# Texte fourni:
********
Il est souvent reproché à Coachella, le festival californien préféré des stars et d’Instagram, d’être surtout un terrain de jeu pour qui veut se montrer : chaque année, la manifestation attire comme un pot de miel les étoiles montantes de la pop et des grappes de jeunes gens plutôt aisés venus faire des selfies en masse pour prouver leur présence à « Chella ». La musique y serait devenue secondaire. Mais c’est oublier que la grand-messe programmée en avril dans la ville d’Indio, dans la vallée désertique de Coachella, abrite chaque année une programmation dantesque. Et qui ne se limite pas à une récente vague de mauvaise Electronic Dance Music (EDM).
********
# Consignes:
[A] Par quels noms et expressions le texte sur Coachella désigne-t-il le festival lui-même ?
[B] Selon le texte sur Coachella, à quel moment de l'année le festival est-il programmé ?
La liste n'est pas nécessaire pour faire l'exercice.
********
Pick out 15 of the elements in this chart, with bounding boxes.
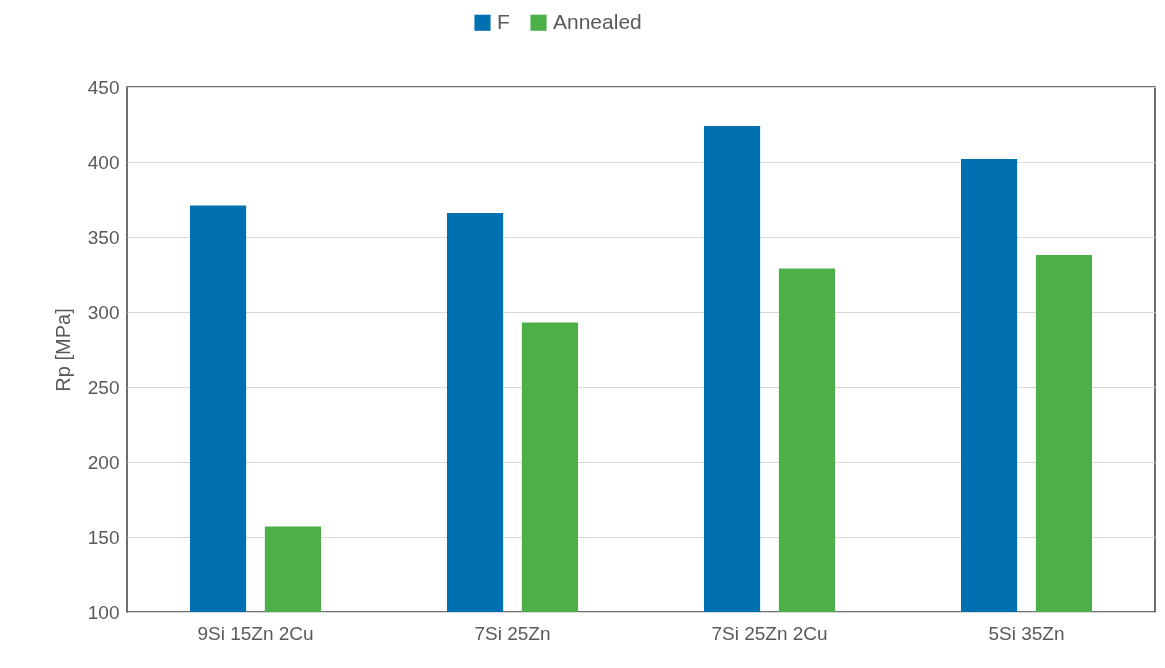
y-tick-label: 250 [87,376,120,398]
x-tick-label: 7Si 25Zn [474,622,551,644]
y-axis-title: Rp [MPa] [51,308,74,392]
y-tick-label: 150 [87,526,120,548]
y-tick-label: 350 [87,226,120,248]
x-tick-label: 7Si 25Zn 2Cu [711,622,828,644]
x-tick-label: 5Si 35Zn [988,622,1065,644]
x-tick-label: 9Si 15Zn 2Cu [197,622,314,644]
y-tick-label: 450 [87,76,120,98]
y-tick-label: 400 [87,151,120,173]
legend-label: Annealed [553,9,642,33]
legend-label: F [497,9,510,33]
y-tick-label: 200 [87,451,120,473]
y-tick-label: 100 [87,601,120,623]
y-tick-label: 300 [87,301,120,323]
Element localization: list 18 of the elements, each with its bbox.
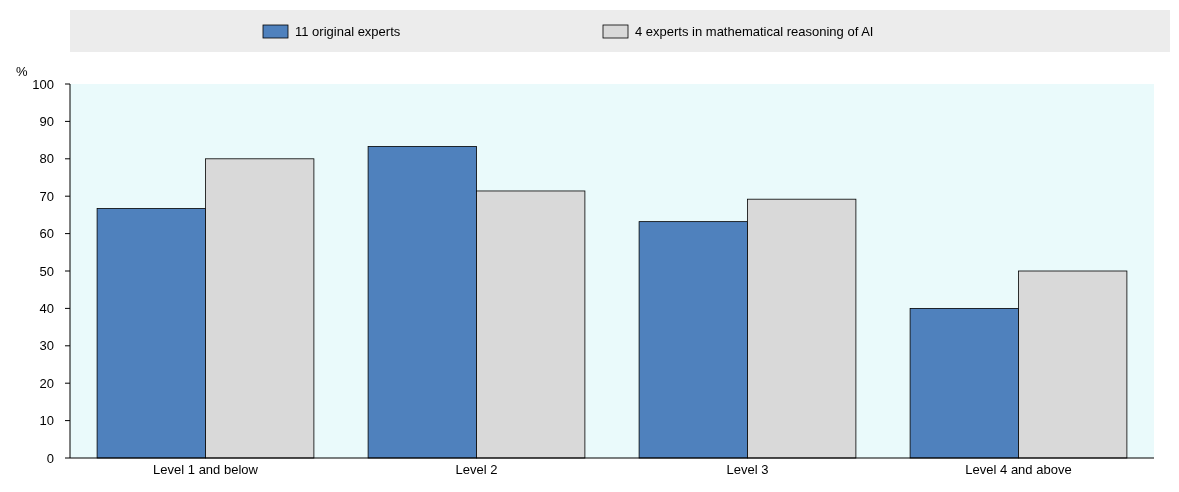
x-tick-label: Level 4 and above [965, 462, 1072, 477]
y-tick-label: 0 [46, 450, 54, 466]
y-tick-label: 80 [39, 151, 54, 167]
y-tick-label: 30 [39, 338, 54, 354]
y-tick-label: 90 [39, 113, 54, 129]
x-tick-label: Level 1 and below [153, 462, 259, 477]
legend-label: 4 experts in mathematical reasoning of AI [635, 24, 874, 39]
legend-label: 11 original experts [295, 24, 401, 39]
y-tick-label: 40 [39, 300, 54, 316]
y-tick-label: 100 [32, 76, 54, 92]
y-tick-label: 20 [39, 375, 54, 391]
x-tick-label: Level 3 [726, 462, 769, 477]
y-tick-label: 70 [39, 188, 54, 204]
y-axis-title: % [16, 64, 28, 79]
y-tick-label: 10 [39, 413, 54, 429]
y-tick-label: 50 [39, 263, 54, 279]
y-tick-label: 60 [39, 226, 54, 242]
x-tick-label: Level 2 [455, 462, 498, 477]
********
# Réponses:
[A] « Coachella », « le festival californien préféré des stars et d'Instagram », « la manifestation », « Chella » et « la grand-messe ».

[B] En avril.